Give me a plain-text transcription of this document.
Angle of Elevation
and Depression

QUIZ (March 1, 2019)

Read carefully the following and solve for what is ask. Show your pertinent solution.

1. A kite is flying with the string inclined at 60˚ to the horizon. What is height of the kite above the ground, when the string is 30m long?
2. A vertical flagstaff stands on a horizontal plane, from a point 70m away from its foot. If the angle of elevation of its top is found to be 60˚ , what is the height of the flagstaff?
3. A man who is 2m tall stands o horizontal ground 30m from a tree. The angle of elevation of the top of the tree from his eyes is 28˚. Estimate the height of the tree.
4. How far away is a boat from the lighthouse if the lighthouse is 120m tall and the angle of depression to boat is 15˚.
-------------------------
▶ [THE REQUEST] Extract the full listing above without altering anything.

▶ [SOLUTION TO THIS PROBLEM]
Give me a plain-text transcription of this document.
Angle of Elevation
and Depression

QUIZ (March 1, 2019)

Read carefully the following and solve for what is ask. Show your pertinent solution.

1. A kite is flying with the string inclined at 60˚ to the horizon. What is height of the kite above the ground, when the string is 30m long?
2. A vertical flagstaff stands on a horizontal plane, from a point 70m away from its foot. If the angle of elevation of its top is found to be 60˚ , what is the height of the flagstaff?
3. A man who is 2m tall stands o horizontal ground 30m from a tree. The angle of elevation of the top of the tree from his eyes is 28˚. Estimate the height of the tree.
4. How far away is a boat from the lighthouse if the lighthouse is 120m tall and the angle of depression to boat is 15˚.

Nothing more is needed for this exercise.